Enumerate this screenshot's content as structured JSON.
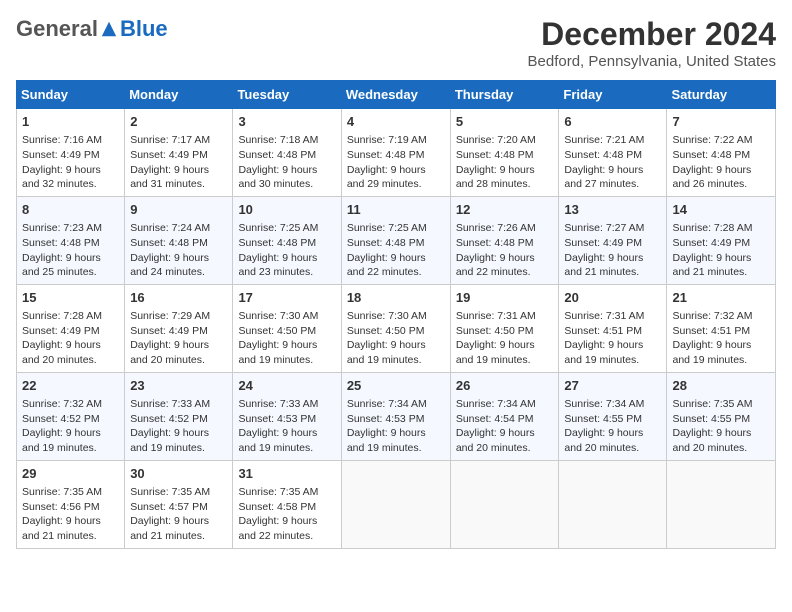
{
  "header": {
    "logo_general": "General",
    "logo_blue": "Blue",
    "month_title": "December 2024",
    "location": "Bedford, Pennsylvania, United States"
  },
  "days_of_week": [
    "Sunday",
    "Monday",
    "Tuesday",
    "Wednesday",
    "Thursday",
    "Friday",
    "Saturday"
  ],
  "weeks": [
    [
      {
        "day": "1",
        "info": "Sunrise: 7:16 AM\nSunset: 4:49 PM\nDaylight: 9 hours and 32 minutes."
      },
      {
        "day": "2",
        "info": "Sunrise: 7:17 AM\nSunset: 4:49 PM\nDaylight: 9 hours and 31 minutes."
      },
      {
        "day": "3",
        "info": "Sunrise: 7:18 AM\nSunset: 4:48 PM\nDaylight: 9 hours and 30 minutes."
      },
      {
        "day": "4",
        "info": "Sunrise: 7:19 AM\nSunset: 4:48 PM\nDaylight: 9 hours and 29 minutes."
      },
      {
        "day": "5",
        "info": "Sunrise: 7:20 AM\nSunset: 4:48 PM\nDaylight: 9 hours and 28 minutes."
      },
      {
        "day": "6",
        "info": "Sunrise: 7:21 AM\nSunset: 4:48 PM\nDaylight: 9 hours and 27 minutes."
      },
      {
        "day": "7",
        "info": "Sunrise: 7:22 AM\nSunset: 4:48 PM\nDaylight: 9 hours and 26 minutes."
      }
    ],
    [
      {
        "day": "8",
        "info": "Sunrise: 7:23 AM\nSunset: 4:48 PM\nDaylight: 9 hours and 25 minutes."
      },
      {
        "day": "9",
        "info": "Sunrise: 7:24 AM\nSunset: 4:48 PM\nDaylight: 9 hours and 24 minutes."
      },
      {
        "day": "10",
        "info": "Sunrise: 7:25 AM\nSunset: 4:48 PM\nDaylight: 9 hours and 23 minutes."
      },
      {
        "day": "11",
        "info": "Sunrise: 7:25 AM\nSunset: 4:48 PM\nDaylight: 9 hours and 22 minutes."
      },
      {
        "day": "12",
        "info": "Sunrise: 7:26 AM\nSunset: 4:48 PM\nDaylight: 9 hours and 22 minutes."
      },
      {
        "day": "13",
        "info": "Sunrise: 7:27 AM\nSunset: 4:49 PM\nDaylight: 9 hours and 21 minutes."
      },
      {
        "day": "14",
        "info": "Sunrise: 7:28 AM\nSunset: 4:49 PM\nDaylight: 9 hours and 21 minutes."
      }
    ],
    [
      {
        "day": "15",
        "info": "Sunrise: 7:28 AM\nSunset: 4:49 PM\nDaylight: 9 hours and 20 minutes."
      },
      {
        "day": "16",
        "info": "Sunrise: 7:29 AM\nSunset: 4:49 PM\nDaylight: 9 hours and 20 minutes."
      },
      {
        "day": "17",
        "info": "Sunrise: 7:30 AM\nSunset: 4:50 PM\nDaylight: 9 hours and 19 minutes."
      },
      {
        "day": "18",
        "info": "Sunrise: 7:30 AM\nSunset: 4:50 PM\nDaylight: 9 hours and 19 minutes."
      },
      {
        "day": "19",
        "info": "Sunrise: 7:31 AM\nSunset: 4:50 PM\nDaylight: 9 hours and 19 minutes."
      },
      {
        "day": "20",
        "info": "Sunrise: 7:31 AM\nSunset: 4:51 PM\nDaylight: 9 hours and 19 minutes."
      },
      {
        "day": "21",
        "info": "Sunrise: 7:32 AM\nSunset: 4:51 PM\nDaylight: 9 hours and 19 minutes."
      }
    ],
    [
      {
        "day": "22",
        "info": "Sunrise: 7:32 AM\nSunset: 4:52 PM\nDaylight: 9 hours and 19 minutes."
      },
      {
        "day": "23",
        "info": "Sunrise: 7:33 AM\nSunset: 4:52 PM\nDaylight: 9 hours and 19 minutes."
      },
      {
        "day": "24",
        "info": "Sunrise: 7:33 AM\nSunset: 4:53 PM\nDaylight: 9 hours and 19 minutes."
      },
      {
        "day": "25",
        "info": "Sunrise: 7:34 AM\nSunset: 4:53 PM\nDaylight: 9 hours and 19 minutes."
      },
      {
        "day": "26",
        "info": "Sunrise: 7:34 AM\nSunset: 4:54 PM\nDaylight: 9 hours and 20 minutes."
      },
      {
        "day": "27",
        "info": "Sunrise: 7:34 AM\nSunset: 4:55 PM\nDaylight: 9 hours and 20 minutes."
      },
      {
        "day": "28",
        "info": "Sunrise: 7:35 AM\nSunset: 4:55 PM\nDaylight: 9 hours and 20 minutes."
      }
    ],
    [
      {
        "day": "29",
        "info": "Sunrise: 7:35 AM\nSunset: 4:56 PM\nDaylight: 9 hours and 21 minutes."
      },
      {
        "day": "30",
        "info": "Sunrise: 7:35 AM\nSunset: 4:57 PM\nDaylight: 9 hours and 21 minutes."
      },
      {
        "day": "31",
        "info": "Sunrise: 7:35 AM\nSunset: 4:58 PM\nDaylight: 9 hours and 22 minutes."
      },
      null,
      null,
      null,
      null
    ]
  ]
}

**What you will do**: Repeat all the records above exactly, leaving out any pictures.

**The result**:
Enumerate this screenshot's content as structured JSON.
{
  "header": {
    "logo_general": "General",
    "logo_blue": "Blue",
    "month_title": "December 2024",
    "location": "Bedford, Pennsylvania, United States"
  },
  "days_of_week": [
    "Sunday",
    "Monday",
    "Tuesday",
    "Wednesday",
    "Thursday",
    "Friday",
    "Saturday"
  ],
  "weeks": [
    [
      {
        "day": "1",
        "info": "Sunrise: 7:16 AM\nSunset: 4:49 PM\nDaylight: 9 hours and 32 minutes."
      },
      {
        "day": "2",
        "info": "Sunrise: 7:17 AM\nSunset: 4:49 PM\nDaylight: 9 hours and 31 minutes."
      },
      {
        "day": "3",
        "info": "Sunrise: 7:18 AM\nSunset: 4:48 PM\nDaylight: 9 hours and 30 minutes."
      },
      {
        "day": "4",
        "info": "Sunrise: 7:19 AM\nSunset: 4:48 PM\nDaylight: 9 hours and 29 minutes."
      },
      {
        "day": "5",
        "info": "Sunrise: 7:20 AM\nSunset: 4:48 PM\nDaylight: 9 hours and 28 minutes."
      },
      {
        "day": "6",
        "info": "Sunrise: 7:21 AM\nSunset: 4:48 PM\nDaylight: 9 hours and 27 minutes."
      },
      {
        "day": "7",
        "info": "Sunrise: 7:22 AM\nSunset: 4:48 PM\nDaylight: 9 hours and 26 minutes."
      }
    ],
    [
      {
        "day": "8",
        "info": "Sunrise: 7:23 AM\nSunset: 4:48 PM\nDaylight: 9 hours and 25 minutes."
      },
      {
        "day": "9",
        "info": "Sunrise: 7:24 AM\nSunset: 4:48 PM\nDaylight: 9 hours and 24 minutes."
      },
      {
        "day": "10",
        "info": "Sunrise: 7:25 AM\nSunset: 4:48 PM\nDaylight: 9 hours and 23 minutes."
      },
      {
        "day": "11",
        "info": "Sunrise: 7:25 AM\nSunset: 4:48 PM\nDaylight: 9 hours and 22 minutes."
      },
      {
        "day": "12",
        "info": "Sunrise: 7:26 AM\nSunset: 4:48 PM\nDaylight: 9 hours and 22 minutes."
      },
      {
        "day": "13",
        "info": "Sunrise: 7:27 AM\nSunset: 4:49 PM\nDaylight: 9 hours and 21 minutes."
      },
      {
        "day": "14",
        "info": "Sunrise: 7:28 AM\nSunset: 4:49 PM\nDaylight: 9 hours and 21 minutes."
      }
    ],
    [
      {
        "day": "15",
        "info": "Sunrise: 7:28 AM\nSunset: 4:49 PM\nDaylight: 9 hours and 20 minutes."
      },
      {
        "day": "16",
        "info": "Sunrise: 7:29 AM\nSunset: 4:49 PM\nDaylight: 9 hours and 20 minutes."
      },
      {
        "day": "17",
        "info": "Sunrise: 7:30 AM\nSunset: 4:50 PM\nDaylight: 9 hours and 19 minutes."
      },
      {
        "day": "18",
        "info": "Sunrise: 7:30 AM\nSunset: 4:50 PM\nDaylight: 9 hours and 19 minutes."
      },
      {
        "day": "19",
        "info": "Sunrise: 7:31 AM\nSunset: 4:50 PM\nDaylight: 9 hours and 19 minutes."
      },
      {
        "day": "20",
        "info": "Sunrise: 7:31 AM\nSunset: 4:51 PM\nDaylight: 9 hours and 19 minutes."
      },
      {
        "day": "21",
        "info": "Sunrise: 7:32 AM\nSunset: 4:51 PM\nDaylight: 9 hours and 19 minutes."
      }
    ],
    [
      {
        "day": "22",
        "info": "Sunrise: 7:32 AM\nSunset: 4:52 PM\nDaylight: 9 hours and 19 minutes."
      },
      {
        "day": "23",
        "info": "Sunrise: 7:33 AM\nSunset: 4:52 PM\nDaylight: 9 hours and 19 minutes."
      },
      {
        "day": "24",
        "info": "Sunrise: 7:33 AM\nSunset: 4:53 PM\nDaylight: 9 hours and 19 minutes."
      },
      {
        "day": "25",
        "info": "Sunrise: 7:34 AM\nSunset: 4:53 PM\nDaylight: 9 hours and 19 minutes."
      },
      {
        "day": "26",
        "info": "Sunrise: 7:34 AM\nSunset: 4:54 PM\nDaylight: 9 hours and 20 minutes."
      },
      {
        "day": "27",
        "info": "Sunrise: 7:34 AM\nSunset: 4:55 PM\nDaylight: 9 hours and 20 minutes."
      },
      {
        "day": "28",
        "info": "Sunrise: 7:35 AM\nSunset: 4:55 PM\nDaylight: 9 hours and 20 minutes."
      }
    ],
    [
      {
        "day": "29",
        "info": "Sunrise: 7:35 AM\nSunset: 4:56 PM\nDaylight: 9 hours and 21 minutes."
      },
      {
        "day": "30",
        "info": "Sunrise: 7:35 AM\nSunset: 4:57 PM\nDaylight: 9 hours and 21 minutes."
      },
      {
        "day": "31",
        "info": "Sunrise: 7:35 AM\nSunset: 4:58 PM\nDaylight: 9 hours and 22 minutes."
      },
      null,
      null,
      null,
      null
    ]
  ]
}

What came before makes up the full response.